Task directions
Copy each line below exactly and leave the pictures out.

Stored entries
════

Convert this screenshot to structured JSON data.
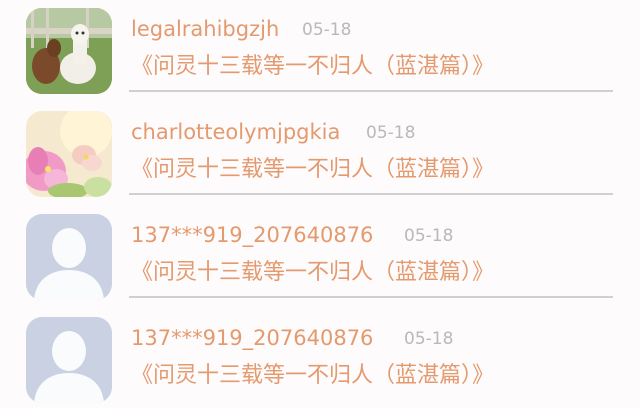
{
  "comments": [
    {
      "username": "legalrahibgzjh",
      "date": "05-18",
      "title": "《问灵十三载等一不归人（蓝湛篇）》",
      "avatar": "alpaca-photo-avatar"
    },
    {
      "username": "charlotteolymjpgkia",
      "date": "05-18",
      "title": "《问灵十三载等一不归人（蓝湛篇）》",
      "avatar": "flower-photo-avatar"
    },
    {
      "username": "137***919_207640876",
      "date": "05-18",
      "title": "《问灵十三载等一不归人（蓝湛篇）》",
      "avatar": "default-user-avatar"
    },
    {
      "username": "137***919_207640876",
      "date": "05-18",
      "title": "《问灵十三载等一不归人（蓝湛篇）》",
      "avatar": "default-user-avatar"
    }
  ],
  "colors": {
    "accent_text": "#e49a6e",
    "date_text": "#b9b9b9",
    "divider": "#d0d0d0",
    "default_avatar_bg": "#c9d1e3",
    "background": "#fdfbfb"
  }
}
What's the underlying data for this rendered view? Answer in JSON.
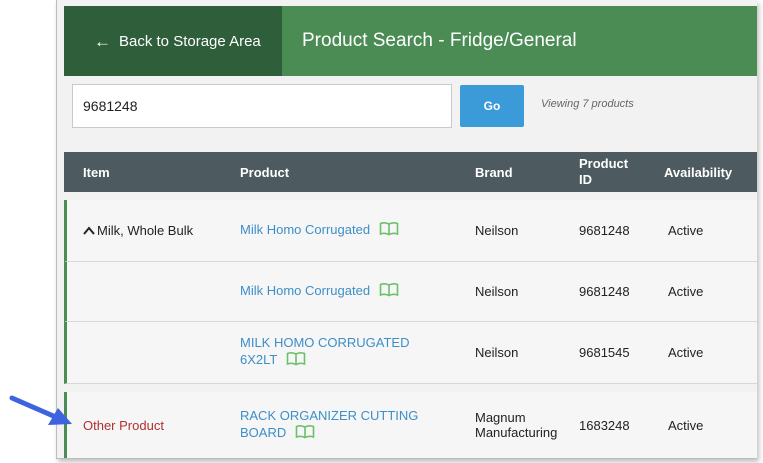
{
  "header": {
    "back_label": "Back to Storage Area",
    "title": "Product Search - Fridge/General"
  },
  "search": {
    "value": "9681248",
    "go_label": "Go",
    "viewing_text": "Viewing 7 products"
  },
  "table": {
    "columns": {
      "item": "Item",
      "product": "Product",
      "brand": "Brand",
      "product_id_line1": "Product",
      "product_id_line2": "ID",
      "availability": "Availability"
    },
    "rows": [
      {
        "item": "Milk, Whole Bulk",
        "product_line1": "Milk Homo Corrugated",
        "product_line2": "",
        "brand_line1": "Neilson",
        "brand_line2": "",
        "product_id": "9681248",
        "availability": "Active"
      },
      {
        "item": "",
        "product_line1": "Milk Homo Corrugated",
        "product_line2": "",
        "brand_line1": "Neilson",
        "brand_line2": "",
        "product_id": "9681248",
        "availability": "Active"
      },
      {
        "item": "",
        "product_line1": "MILK HOMO CORRUGATED",
        "product_line2": "6X2LT",
        "brand_line1": "Neilson",
        "brand_line2": "",
        "product_id": "9681545",
        "availability": "Active"
      },
      {
        "item": "Other Product",
        "product_line1": "RACK ORGANIZER CUTTING",
        "product_line2": "BOARD",
        "brand_line1": "Magnum",
        "brand_line2": "Manufacturing",
        "product_id": "1683248",
        "availability": "Active"
      }
    ]
  },
  "icons": {
    "back": "arrow-left-icon",
    "expand": "chevron-up-icon",
    "product_info": "book-icon",
    "annotation": "pointer-arrow-icon"
  },
  "colors": {
    "dark_green": "#2f5e3b",
    "green": "#4b8c55",
    "blue": "#3b9ad8",
    "link": "#3c8fc8",
    "red": "#b03030",
    "table_header": "#4d5a60",
    "annotation_arrow": "#3d63e0"
  }
}
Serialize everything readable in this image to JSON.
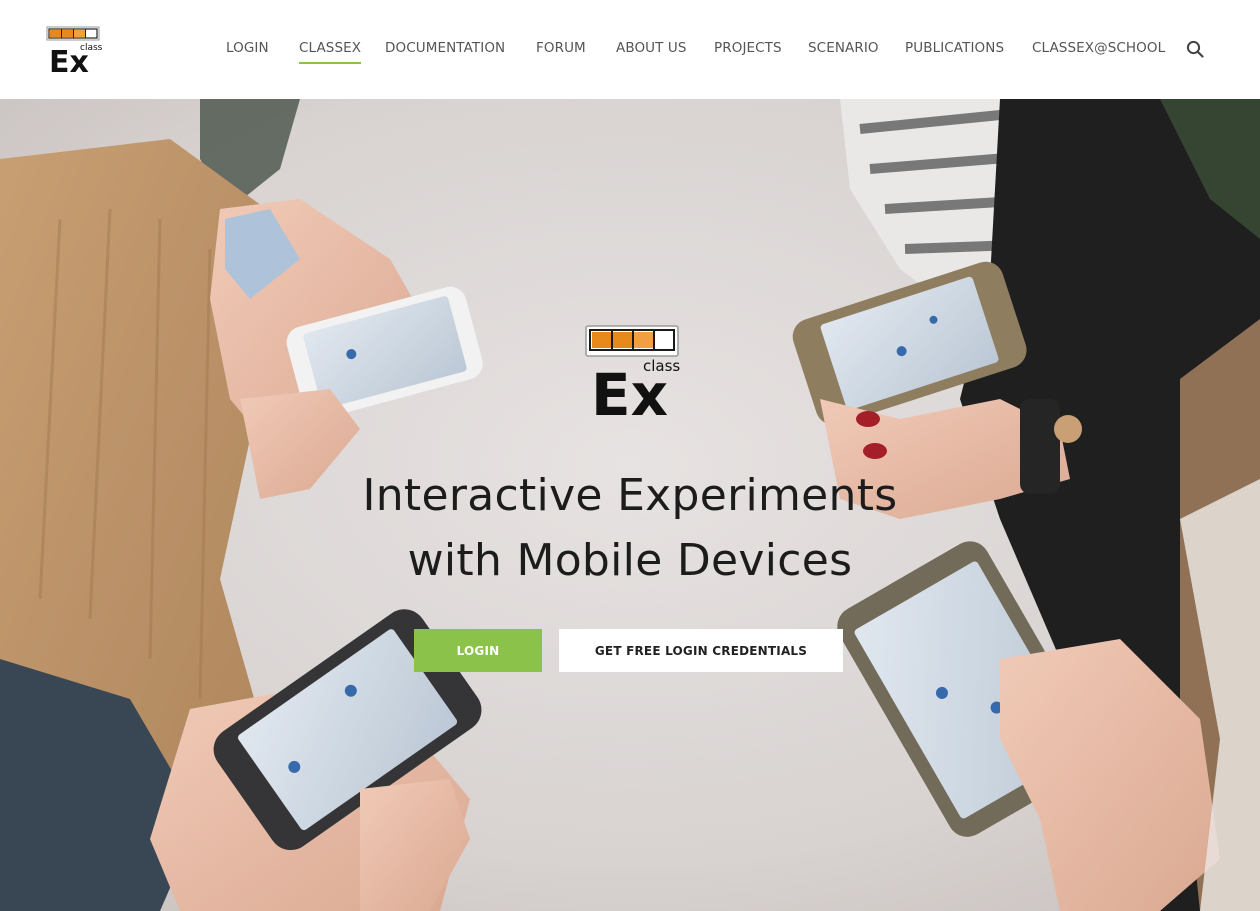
{
  "header": {
    "logo_text": "Ex",
    "logo_sub": "class",
    "nav": [
      {
        "label": "LOGIN"
      },
      {
        "label": "CLASSEX"
      },
      {
        "label": "DOCUMENTATION"
      },
      {
        "label": "FORUM"
      },
      {
        "label": "ABOUT US"
      },
      {
        "label": "PROJECTS"
      },
      {
        "label": "SCENARIO"
      },
      {
        "label": "PUBLICATIONS"
      },
      {
        "label": "CLASSEX@SCHOOL"
      }
    ],
    "active_item": "CLASSEX",
    "search_icon": "search-icon"
  },
  "hero": {
    "logo_text": "Ex",
    "logo_sub": "class",
    "headline_line1": "Interactive Experiments",
    "headline_line2": "with Mobile Devices",
    "login_button": "LOGIN",
    "credentials_button": "GET FREE LOGIN CREDENTIALS",
    "background_image": "photo of hands holding smartphones"
  },
  "colors": {
    "accent": "#8bc34a",
    "logo_orange": "#e8891c",
    "text_dark": "#1c1c1c",
    "nav_text": "#555555"
  }
}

════

Solution for this task
Convert this screenshot to structured JSON data.
{
  "comments": [
    {
      "username": "legalrahibgzjh",
      "date": "05-18",
      "title": "《问灵十三载等一不归人（蓝湛篇）》",
      "avatar": "alpaca-photo-avatar"
    },
    {
      "username": "charlotteolymjpgkia",
      "date": "05-18",
      "title": "《问灵十三载等一不归人（蓝湛篇）》",
      "avatar": "flower-photo-avatar"
    },
    {
      "username": "137***919_207640876",
      "date": "05-18",
      "title": "《问灵十三载等一不归人（蓝湛篇）》",
      "avatar": "default-user-avatar"
    },
    {
      "username": "137***919_207640876",
      "date": "05-18",
      "title": "《问灵十三载等一不归人（蓝湛篇）》",
      "avatar": "default-user-avatar"
    }
  ],
  "colors": {
    "accent_text": "#e49a6e",
    "date_text": "#b9b9b9",
    "divider": "#d0d0d0",
    "default_avatar_bg": "#c9d1e3",
    "background": "#fdfbfb"
  }
}
What's the underlying data for this rendered view? Answer in JSON.
{
  "header": {
    "back_label": "Back to Storage Area",
    "title": "Product Search - Fridge/General"
  },
  "search": {
    "value": "9681248",
    "go_label": "Go",
    "viewing_text": "Viewing 7 products"
  },
  "table": {
    "columns": {
      "item": "Item",
      "product": "Product",
      "brand": "Brand",
      "product_id_line1": "Product",
      "product_id_line2": "ID",
      "availability": "Availability"
    },
    "rows": [
      {
        "item": "Milk, Whole Bulk",
        "product_line1": "Milk Homo Corrugated",
        "product_line2": "",
        "brand_line1": "Neilson",
        "brand_line2": "",
        "product_id": "9681248",
        "availability": "Active"
      },
      {
        "item": "",
        "product_line1": "Milk Homo Corrugated",
        "product_line2": "",
        "brand_line1": "Neilson",
        "brand_line2": "",
        "product_id": "9681248",
        "availability": "Active"
      },
      {
        "item": "",
        "product_line1": "MILK HOMO CORRUGATED",
        "product_line2": "6X2LT",
        "brand_line1": "Neilson",
        "brand_line2": "",
        "product_id": "9681545",
        "availability": "Active"
      },
      {
        "item": "Other Product",
        "product_line1": "RACK ORGANIZER CUTTING",
        "product_line2": "BOARD",
        "brand_line1": "Magnum",
        "brand_line2": "Manufacturing",
        "product_id": "1683248",
        "availability": "Active"
      }
    ]
  },
  "icons": {
    "back": "arrow-left-icon",
    "expand": "chevron-up-icon",
    "product_info": "book-icon",
    "annotation": "pointer-arrow-icon"
  },
  "colors": {
    "dark_green": "#2f5e3b",
    "green": "#4b8c55",
    "blue": "#3b9ad8",
    "link": "#3c8fc8",
    "red": "#b03030",
    "table_header": "#4d5a60",
    "annotation_arrow": "#3d63e0"
  }
}
Serialize everything readable in this image to JSON.
{
  "header": {
    "logo_text": "Ex",
    "logo_sub": "class",
    "nav": [
      {
        "label": "LOGIN"
      },
      {
        "label": "CLASSEX"
      },
      {
        "label": "DOCUMENTATION"
      },
      {
        "label": "FORUM"
      },
      {
        "label": "ABOUT US"
      },
      {
        "label": "PROJECTS"
      },
      {
        "label": "SCENARIO"
      },
      {
        "label": "PUBLICATIONS"
      },
      {
        "label": "CLASSEX@SCHOOL"
      }
    ],
    "active_item": "CLASSEX",
    "search_icon": "search-icon"
  },
  "hero": {
    "logo_text": "Ex",
    "logo_sub": "class",
    "headline_line1": "Interactive Experiments",
    "headline_line2": "with Mobile Devices",
    "login_button": "LOGIN",
    "credentials_button": "GET FREE LOGIN CREDENTIALS",
    "background_image": "photo of hands holding smartphones"
  },
  "colors": {
    "accent": "#8bc34a",
    "logo_orange": "#e8891c",
    "text_dark": "#1c1c1c",
    "nav_text": "#555555"
  }
}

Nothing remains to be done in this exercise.